### Set exercise:
Copy each of the following lines word for word, leaving out the pictures.

### Provided entries:
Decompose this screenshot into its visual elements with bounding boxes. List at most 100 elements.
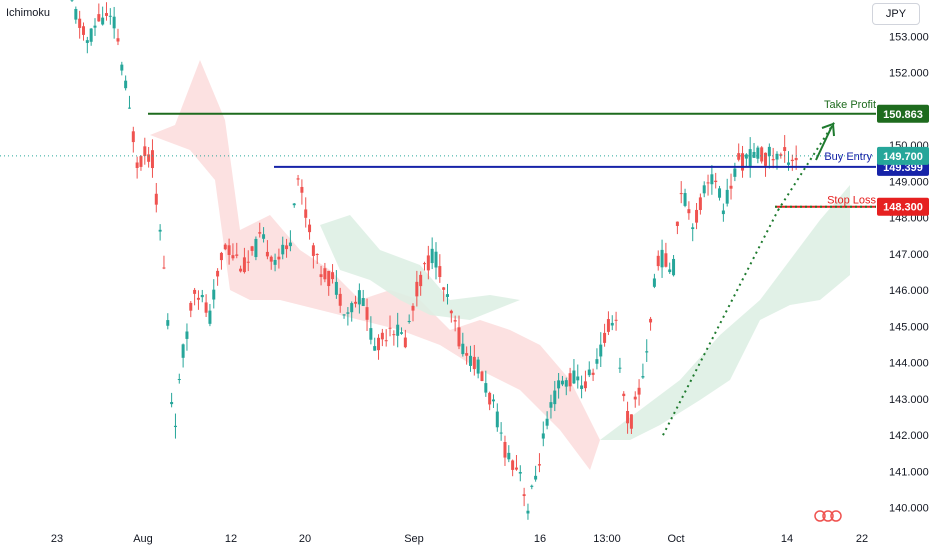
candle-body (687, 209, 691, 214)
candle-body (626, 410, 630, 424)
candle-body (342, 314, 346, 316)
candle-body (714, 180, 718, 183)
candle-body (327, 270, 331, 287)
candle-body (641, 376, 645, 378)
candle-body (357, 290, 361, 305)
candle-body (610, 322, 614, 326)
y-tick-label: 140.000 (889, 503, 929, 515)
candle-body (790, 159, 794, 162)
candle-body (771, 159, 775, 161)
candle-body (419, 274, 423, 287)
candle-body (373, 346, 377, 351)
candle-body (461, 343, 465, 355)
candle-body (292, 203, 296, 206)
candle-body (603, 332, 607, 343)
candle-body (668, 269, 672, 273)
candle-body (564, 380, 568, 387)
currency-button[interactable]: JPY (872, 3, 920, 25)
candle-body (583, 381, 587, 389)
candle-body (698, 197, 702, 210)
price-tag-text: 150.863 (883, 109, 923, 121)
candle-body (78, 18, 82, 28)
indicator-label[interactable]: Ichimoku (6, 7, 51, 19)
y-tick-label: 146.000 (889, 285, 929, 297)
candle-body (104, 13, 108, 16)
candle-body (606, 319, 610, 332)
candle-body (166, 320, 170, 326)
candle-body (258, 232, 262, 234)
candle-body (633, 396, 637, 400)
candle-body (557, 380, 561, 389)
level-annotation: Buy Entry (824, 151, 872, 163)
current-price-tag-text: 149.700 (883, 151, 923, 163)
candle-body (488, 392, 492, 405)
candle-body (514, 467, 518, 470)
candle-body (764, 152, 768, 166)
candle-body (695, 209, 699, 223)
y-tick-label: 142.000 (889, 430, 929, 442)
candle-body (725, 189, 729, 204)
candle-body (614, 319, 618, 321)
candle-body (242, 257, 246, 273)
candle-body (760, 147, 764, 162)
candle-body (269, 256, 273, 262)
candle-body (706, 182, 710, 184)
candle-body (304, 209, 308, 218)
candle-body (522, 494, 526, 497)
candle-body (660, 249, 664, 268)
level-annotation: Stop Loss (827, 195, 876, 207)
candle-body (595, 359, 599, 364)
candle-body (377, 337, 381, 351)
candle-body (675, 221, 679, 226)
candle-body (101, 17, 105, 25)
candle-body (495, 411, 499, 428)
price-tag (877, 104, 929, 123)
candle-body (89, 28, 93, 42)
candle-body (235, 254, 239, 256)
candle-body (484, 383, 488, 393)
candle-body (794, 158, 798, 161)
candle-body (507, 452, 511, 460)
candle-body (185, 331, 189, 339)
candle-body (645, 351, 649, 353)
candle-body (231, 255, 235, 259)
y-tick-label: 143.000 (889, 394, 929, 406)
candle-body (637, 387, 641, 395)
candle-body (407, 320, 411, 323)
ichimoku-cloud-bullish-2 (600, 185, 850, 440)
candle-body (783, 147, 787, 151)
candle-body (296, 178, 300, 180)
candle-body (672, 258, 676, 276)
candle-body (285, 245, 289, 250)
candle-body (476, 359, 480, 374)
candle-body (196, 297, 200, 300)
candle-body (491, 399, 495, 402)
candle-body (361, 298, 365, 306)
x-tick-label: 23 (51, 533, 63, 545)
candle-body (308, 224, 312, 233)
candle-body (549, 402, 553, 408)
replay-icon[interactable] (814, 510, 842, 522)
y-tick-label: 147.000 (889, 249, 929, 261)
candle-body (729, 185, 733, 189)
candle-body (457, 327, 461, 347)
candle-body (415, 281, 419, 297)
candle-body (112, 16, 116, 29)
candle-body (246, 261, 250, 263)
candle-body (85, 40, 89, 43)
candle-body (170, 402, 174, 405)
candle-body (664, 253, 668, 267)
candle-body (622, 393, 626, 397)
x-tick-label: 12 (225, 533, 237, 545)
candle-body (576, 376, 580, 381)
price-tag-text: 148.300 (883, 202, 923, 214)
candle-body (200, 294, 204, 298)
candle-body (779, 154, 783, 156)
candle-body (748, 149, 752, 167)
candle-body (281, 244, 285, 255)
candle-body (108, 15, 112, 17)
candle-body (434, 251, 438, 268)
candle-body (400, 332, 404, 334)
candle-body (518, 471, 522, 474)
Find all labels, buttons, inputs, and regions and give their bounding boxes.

### Finished answer:
Decompose this screenshot into its visual elements with bounding boxes. List at most 100 elements.
candle-body (687, 209, 691, 214)
candle-body (626, 410, 630, 424)
candle-body (342, 314, 346, 316)
candle-body (714, 180, 718, 183)
candle-body (327, 270, 331, 287)
candle-body (641, 376, 645, 378)
candle-body (357, 290, 361, 305)
candle-body (610, 322, 614, 326)
y-tick-label: 140.000 (889, 503, 929, 515)
candle-body (790, 159, 794, 162)
candle-body (771, 159, 775, 161)
candle-body (419, 274, 423, 287)
candle-body (373, 346, 377, 351)
candle-body (461, 343, 465, 355)
candle-body (292, 203, 296, 206)
candle-body (603, 332, 607, 343)
candle-body (668, 269, 672, 273)
candle-body (564, 380, 568, 387)
currency-button[interactable]: JPY (872, 3, 920, 25)
candle-body (583, 381, 587, 389)
candle-body (698, 197, 702, 210)
price-tag-text: 150.863 (883, 109, 923, 121)
candle-body (78, 18, 82, 28)
indicator-label[interactable]: Ichimoku (6, 7, 51, 19)
y-tick-label: 146.000 (889, 285, 929, 297)
candle-body (104, 13, 108, 16)
candle-body (606, 319, 610, 332)
candle-body (166, 320, 170, 326)
candle-body (258, 232, 262, 234)
candle-body (633, 396, 637, 400)
candle-body (557, 380, 561, 389)
level-annotation: Buy Entry (824, 151, 872, 163)
current-price-tag-text: 149.700 (883, 151, 923, 163)
candle-body (488, 392, 492, 405)
candle-body (514, 467, 518, 470)
candle-body (764, 152, 768, 166)
candle-body (695, 209, 699, 223)
y-tick-label: 142.000 (889, 430, 929, 442)
candle-body (725, 189, 729, 204)
candle-body (614, 319, 618, 321)
candle-body (242, 257, 246, 273)
candle-body (760, 147, 764, 162)
candle-body (269, 256, 273, 262)
candle-body (706, 182, 710, 184)
candle-body (304, 209, 308, 218)
candle-body (522, 494, 526, 497)
candle-body (660, 249, 664, 268)
level-annotation: Stop Loss (827, 195, 876, 207)
candle-body (595, 359, 599, 364)
candle-body (377, 337, 381, 351)
candle-body (675, 221, 679, 226)
candle-body (101, 17, 105, 25)
candle-body (495, 411, 499, 428)
price-tag (877, 104, 929, 123)
candle-body (89, 28, 93, 42)
candle-body (235, 254, 239, 256)
candle-body (484, 383, 488, 393)
candle-body (794, 158, 798, 161)
candle-body (507, 452, 511, 460)
candle-body (185, 331, 189, 339)
candle-body (645, 351, 649, 353)
candle-body (231, 255, 235, 259)
y-tick-label: 143.000 (889, 394, 929, 406)
candle-body (637, 387, 641, 395)
candle-body (407, 320, 411, 323)
ichimoku-cloud-bullish-2 (600, 185, 850, 440)
candle-body (783, 147, 787, 151)
candle-body (296, 178, 300, 180)
candle-body (672, 258, 676, 276)
candle-body (285, 245, 289, 250)
candle-body (476, 359, 480, 374)
candle-body (196, 297, 200, 300)
candle-body (491, 399, 495, 402)
candle-body (361, 298, 365, 306)
x-tick-label: 23 (51, 533, 63, 545)
candle-body (308, 224, 312, 233)
candle-body (549, 402, 553, 408)
replay-icon[interactable] (814, 510, 842, 522)
y-tick-label: 147.000 (889, 249, 929, 261)
candle-body (729, 185, 733, 189)
candle-body (457, 327, 461, 347)
candle-body (415, 281, 419, 297)
candle-body (112, 16, 116, 29)
candle-body (246, 261, 250, 263)
candle-body (85, 40, 89, 43)
candle-body (170, 402, 174, 405)
candle-body (664, 253, 668, 267)
candle-body (622, 393, 626, 397)
x-tick-label: 12 (225, 533, 237, 545)
candle-body (576, 376, 580, 381)
price-tag-text: 148.300 (883, 202, 923, 214)
candle-body (200, 294, 204, 298)
candle-body (779, 154, 783, 156)
candle-body (748, 149, 752, 167)
candle-body (281, 244, 285, 255)
candle-body (108, 15, 112, 17)
candle-body (434, 251, 438, 268)
candle-body (400, 332, 404, 334)
candle-body (518, 471, 522, 474)
Find all labels, buttons, inputs, and regions and give their bounding boxes.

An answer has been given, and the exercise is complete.